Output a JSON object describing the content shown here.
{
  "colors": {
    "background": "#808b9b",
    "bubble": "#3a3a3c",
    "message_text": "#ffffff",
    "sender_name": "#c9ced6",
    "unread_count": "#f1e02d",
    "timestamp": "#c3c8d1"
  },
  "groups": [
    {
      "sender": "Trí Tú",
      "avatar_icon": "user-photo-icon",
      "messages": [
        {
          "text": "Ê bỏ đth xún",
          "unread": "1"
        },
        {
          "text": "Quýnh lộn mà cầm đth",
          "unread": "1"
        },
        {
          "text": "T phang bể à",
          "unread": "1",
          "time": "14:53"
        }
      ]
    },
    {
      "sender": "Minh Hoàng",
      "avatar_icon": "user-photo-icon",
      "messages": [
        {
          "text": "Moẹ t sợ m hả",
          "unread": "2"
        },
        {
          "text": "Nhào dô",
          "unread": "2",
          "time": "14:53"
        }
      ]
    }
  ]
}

§

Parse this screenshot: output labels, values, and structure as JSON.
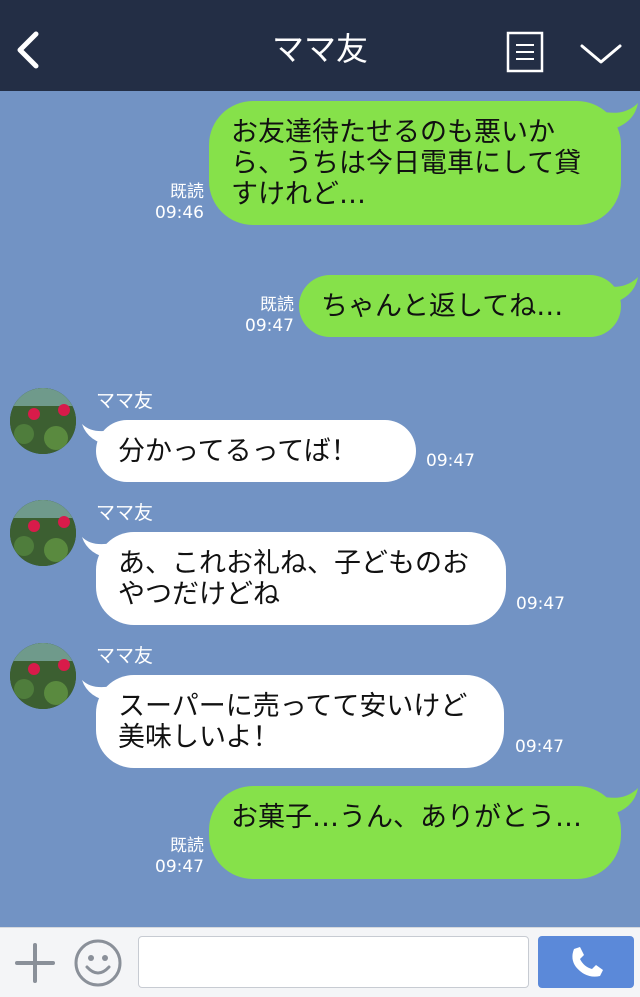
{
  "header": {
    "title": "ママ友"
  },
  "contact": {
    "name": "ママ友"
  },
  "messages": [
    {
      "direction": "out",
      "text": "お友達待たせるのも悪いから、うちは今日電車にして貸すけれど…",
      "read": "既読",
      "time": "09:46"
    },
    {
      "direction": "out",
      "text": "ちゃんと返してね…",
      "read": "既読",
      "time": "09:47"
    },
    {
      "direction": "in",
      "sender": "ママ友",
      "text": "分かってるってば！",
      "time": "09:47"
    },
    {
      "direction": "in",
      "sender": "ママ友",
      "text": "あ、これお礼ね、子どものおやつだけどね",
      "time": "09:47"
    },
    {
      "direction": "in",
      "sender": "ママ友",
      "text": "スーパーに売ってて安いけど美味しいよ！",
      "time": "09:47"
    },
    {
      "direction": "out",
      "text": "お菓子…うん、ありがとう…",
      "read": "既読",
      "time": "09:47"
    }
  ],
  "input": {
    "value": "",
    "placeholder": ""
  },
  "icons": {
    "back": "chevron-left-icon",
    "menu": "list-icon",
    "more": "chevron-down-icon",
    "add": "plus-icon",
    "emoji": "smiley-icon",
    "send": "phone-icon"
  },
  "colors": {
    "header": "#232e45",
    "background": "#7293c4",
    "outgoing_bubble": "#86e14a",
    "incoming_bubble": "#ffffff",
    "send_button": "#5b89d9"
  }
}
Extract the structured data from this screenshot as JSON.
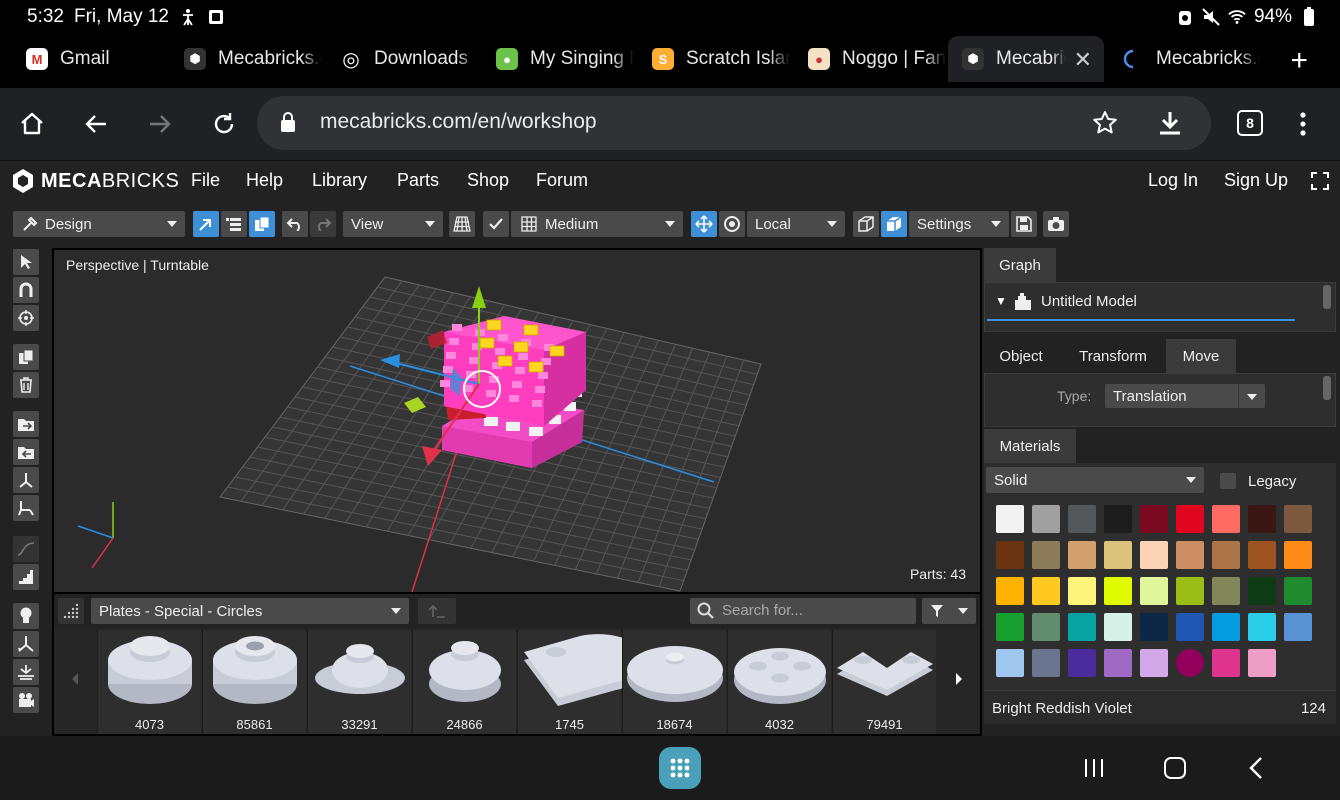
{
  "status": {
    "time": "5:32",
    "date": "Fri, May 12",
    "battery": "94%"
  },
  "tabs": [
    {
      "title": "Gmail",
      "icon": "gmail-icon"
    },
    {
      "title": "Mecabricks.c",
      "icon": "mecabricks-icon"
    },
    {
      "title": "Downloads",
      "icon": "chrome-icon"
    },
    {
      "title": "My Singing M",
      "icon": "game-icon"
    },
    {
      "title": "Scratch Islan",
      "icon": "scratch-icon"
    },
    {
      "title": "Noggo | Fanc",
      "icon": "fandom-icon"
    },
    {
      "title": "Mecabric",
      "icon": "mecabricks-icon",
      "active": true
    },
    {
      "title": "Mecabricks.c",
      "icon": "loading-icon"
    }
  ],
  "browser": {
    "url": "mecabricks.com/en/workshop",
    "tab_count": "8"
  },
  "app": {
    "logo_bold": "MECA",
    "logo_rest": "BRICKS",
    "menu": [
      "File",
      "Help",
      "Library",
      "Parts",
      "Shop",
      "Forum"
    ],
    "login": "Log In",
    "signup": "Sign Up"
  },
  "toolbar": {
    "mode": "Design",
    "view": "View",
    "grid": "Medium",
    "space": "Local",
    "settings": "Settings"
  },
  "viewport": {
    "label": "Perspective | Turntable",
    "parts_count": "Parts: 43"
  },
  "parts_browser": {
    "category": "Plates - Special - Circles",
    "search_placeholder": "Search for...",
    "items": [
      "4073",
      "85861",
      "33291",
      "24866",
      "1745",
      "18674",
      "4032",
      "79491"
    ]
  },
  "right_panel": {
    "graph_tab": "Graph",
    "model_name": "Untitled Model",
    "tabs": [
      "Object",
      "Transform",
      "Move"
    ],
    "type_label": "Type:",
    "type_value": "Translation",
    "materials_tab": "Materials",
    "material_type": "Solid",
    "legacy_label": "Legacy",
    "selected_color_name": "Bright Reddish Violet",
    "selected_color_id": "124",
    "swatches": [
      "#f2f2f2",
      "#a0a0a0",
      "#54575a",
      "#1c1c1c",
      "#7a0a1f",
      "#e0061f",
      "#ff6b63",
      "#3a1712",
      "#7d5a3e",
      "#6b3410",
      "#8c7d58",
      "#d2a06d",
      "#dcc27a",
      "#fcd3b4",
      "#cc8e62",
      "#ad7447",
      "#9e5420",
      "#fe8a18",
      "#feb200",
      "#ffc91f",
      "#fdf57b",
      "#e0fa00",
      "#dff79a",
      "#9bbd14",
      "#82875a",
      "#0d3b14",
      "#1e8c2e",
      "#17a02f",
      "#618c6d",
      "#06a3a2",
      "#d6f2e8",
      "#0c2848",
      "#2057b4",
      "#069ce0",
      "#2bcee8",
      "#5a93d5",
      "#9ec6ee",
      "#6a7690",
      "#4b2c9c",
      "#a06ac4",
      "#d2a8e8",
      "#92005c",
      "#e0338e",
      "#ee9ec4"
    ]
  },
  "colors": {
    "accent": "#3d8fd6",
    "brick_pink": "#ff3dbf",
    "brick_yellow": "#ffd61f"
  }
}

§

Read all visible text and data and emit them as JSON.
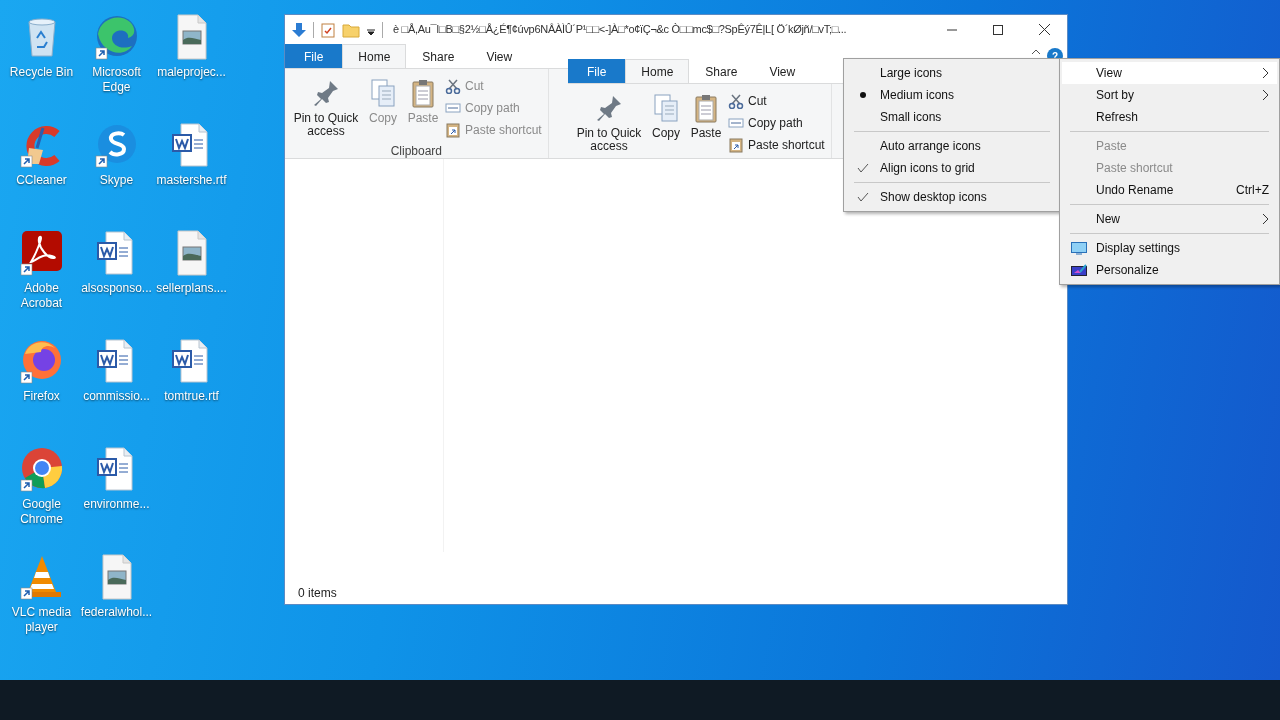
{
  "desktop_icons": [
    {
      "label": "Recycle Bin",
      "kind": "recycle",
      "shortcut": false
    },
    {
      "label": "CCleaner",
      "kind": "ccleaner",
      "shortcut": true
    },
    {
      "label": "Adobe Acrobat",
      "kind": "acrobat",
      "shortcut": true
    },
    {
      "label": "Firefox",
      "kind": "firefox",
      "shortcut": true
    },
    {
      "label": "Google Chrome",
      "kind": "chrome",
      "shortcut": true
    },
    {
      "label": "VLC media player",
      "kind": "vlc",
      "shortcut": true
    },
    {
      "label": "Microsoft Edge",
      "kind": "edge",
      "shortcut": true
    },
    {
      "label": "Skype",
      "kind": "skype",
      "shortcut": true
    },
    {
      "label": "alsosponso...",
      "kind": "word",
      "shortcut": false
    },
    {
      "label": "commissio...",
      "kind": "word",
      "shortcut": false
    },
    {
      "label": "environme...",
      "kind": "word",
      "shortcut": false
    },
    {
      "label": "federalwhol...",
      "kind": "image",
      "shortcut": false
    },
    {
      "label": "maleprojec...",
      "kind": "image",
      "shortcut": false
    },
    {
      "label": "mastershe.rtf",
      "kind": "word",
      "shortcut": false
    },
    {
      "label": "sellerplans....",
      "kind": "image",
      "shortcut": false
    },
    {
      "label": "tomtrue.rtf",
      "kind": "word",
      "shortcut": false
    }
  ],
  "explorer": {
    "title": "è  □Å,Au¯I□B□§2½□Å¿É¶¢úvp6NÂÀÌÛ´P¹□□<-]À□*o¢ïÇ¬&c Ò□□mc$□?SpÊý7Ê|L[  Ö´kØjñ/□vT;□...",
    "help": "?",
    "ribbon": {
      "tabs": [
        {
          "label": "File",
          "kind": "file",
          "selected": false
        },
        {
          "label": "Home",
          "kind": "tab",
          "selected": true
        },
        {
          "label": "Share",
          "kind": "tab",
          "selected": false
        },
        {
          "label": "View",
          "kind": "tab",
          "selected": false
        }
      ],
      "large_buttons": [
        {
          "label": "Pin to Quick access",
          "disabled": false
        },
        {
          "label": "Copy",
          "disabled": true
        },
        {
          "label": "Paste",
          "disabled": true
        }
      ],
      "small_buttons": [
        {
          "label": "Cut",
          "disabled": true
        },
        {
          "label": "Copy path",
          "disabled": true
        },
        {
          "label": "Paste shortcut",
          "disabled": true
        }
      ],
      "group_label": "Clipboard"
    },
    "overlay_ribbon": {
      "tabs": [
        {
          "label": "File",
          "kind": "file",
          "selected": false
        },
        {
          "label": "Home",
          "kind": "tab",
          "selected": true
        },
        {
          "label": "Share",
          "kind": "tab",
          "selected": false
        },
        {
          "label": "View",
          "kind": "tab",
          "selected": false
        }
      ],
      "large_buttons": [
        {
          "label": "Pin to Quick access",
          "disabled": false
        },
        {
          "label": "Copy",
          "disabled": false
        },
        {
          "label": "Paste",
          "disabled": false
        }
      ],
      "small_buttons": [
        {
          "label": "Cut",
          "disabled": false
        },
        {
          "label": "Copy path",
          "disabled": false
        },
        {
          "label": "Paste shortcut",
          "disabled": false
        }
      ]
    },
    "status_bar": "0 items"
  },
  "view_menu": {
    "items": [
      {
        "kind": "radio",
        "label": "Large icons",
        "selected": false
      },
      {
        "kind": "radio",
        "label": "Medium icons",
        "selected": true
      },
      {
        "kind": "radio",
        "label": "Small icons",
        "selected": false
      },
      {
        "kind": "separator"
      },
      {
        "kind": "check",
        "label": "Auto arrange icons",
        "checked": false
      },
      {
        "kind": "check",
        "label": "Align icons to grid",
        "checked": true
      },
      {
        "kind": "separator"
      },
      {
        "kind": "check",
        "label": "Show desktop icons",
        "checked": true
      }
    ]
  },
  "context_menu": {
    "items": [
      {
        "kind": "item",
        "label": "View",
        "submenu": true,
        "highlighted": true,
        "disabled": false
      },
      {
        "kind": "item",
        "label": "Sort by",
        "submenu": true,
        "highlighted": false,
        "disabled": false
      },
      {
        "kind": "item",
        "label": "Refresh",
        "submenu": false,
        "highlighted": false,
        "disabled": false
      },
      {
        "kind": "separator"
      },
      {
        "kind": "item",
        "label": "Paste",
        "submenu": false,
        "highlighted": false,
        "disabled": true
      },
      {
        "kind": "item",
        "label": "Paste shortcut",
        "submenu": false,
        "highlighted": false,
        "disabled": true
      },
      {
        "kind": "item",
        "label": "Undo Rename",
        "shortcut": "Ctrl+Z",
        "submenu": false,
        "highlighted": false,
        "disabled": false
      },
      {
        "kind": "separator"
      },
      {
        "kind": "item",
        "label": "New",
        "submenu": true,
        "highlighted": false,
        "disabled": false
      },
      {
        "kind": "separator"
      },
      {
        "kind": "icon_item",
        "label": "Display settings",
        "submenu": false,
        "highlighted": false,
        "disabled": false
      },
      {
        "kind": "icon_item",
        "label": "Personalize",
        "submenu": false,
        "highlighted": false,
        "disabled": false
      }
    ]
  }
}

§

Gather up, from the records above, each line where the word "background" appears.

    "background": "#808b9b",
    "background": "#7293c4",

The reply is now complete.